_PROVIDED INFORMATION_
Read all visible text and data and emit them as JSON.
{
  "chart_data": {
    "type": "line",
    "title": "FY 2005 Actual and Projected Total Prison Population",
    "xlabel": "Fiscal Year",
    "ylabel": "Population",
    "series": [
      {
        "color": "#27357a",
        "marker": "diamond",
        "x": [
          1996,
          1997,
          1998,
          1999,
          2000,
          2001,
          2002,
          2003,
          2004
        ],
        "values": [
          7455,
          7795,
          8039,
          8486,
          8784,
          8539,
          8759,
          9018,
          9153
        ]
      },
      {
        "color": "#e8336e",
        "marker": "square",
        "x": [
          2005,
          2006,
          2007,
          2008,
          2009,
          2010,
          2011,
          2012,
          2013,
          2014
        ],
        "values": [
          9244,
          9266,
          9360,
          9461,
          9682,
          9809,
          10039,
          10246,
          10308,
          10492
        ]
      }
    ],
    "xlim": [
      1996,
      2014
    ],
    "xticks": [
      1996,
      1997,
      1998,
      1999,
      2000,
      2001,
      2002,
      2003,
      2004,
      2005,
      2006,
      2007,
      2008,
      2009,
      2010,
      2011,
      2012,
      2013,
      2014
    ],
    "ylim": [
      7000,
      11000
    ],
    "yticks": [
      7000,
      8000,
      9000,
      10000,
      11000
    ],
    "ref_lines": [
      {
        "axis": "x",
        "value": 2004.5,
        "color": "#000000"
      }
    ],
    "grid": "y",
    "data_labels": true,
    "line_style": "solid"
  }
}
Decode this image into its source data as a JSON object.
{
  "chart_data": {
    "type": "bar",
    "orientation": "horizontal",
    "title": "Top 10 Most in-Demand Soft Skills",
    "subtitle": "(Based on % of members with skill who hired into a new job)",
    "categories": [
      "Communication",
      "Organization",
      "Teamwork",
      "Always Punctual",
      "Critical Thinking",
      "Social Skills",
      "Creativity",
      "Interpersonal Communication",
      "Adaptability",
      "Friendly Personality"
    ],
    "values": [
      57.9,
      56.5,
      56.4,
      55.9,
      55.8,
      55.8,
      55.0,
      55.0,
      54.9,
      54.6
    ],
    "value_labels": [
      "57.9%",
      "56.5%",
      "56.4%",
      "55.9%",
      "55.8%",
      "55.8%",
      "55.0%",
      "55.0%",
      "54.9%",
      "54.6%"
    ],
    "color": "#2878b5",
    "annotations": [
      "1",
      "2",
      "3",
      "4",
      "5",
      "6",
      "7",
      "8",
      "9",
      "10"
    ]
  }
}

_DO THIS_
Select the lines that carry the string "JSON" and copy them.

_RESULT OF THE TASK_
Read all visible text and data and emit them as JSON.
Decode this image into its source data as a JSON object.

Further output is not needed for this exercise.